◆ Work to do
Count how many lines contain the word "name". Respond with the number alone.

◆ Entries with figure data

- - - - -

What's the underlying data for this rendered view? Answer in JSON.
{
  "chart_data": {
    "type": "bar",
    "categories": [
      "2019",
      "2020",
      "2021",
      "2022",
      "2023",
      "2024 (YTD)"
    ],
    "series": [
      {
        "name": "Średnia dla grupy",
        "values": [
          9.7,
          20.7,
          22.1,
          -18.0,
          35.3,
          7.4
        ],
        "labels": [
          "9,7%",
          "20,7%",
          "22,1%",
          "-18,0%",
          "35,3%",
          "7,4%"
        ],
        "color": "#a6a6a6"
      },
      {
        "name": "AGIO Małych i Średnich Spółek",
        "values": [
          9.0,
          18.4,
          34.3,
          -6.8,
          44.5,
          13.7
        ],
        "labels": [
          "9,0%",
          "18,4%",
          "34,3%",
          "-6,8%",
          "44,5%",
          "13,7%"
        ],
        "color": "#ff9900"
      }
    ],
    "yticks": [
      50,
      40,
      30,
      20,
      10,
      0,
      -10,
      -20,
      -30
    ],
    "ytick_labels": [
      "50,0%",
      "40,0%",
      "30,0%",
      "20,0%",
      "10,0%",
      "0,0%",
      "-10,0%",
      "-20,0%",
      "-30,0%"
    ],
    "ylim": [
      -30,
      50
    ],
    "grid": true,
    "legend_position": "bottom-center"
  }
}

- - - - -

◆ Task answer
2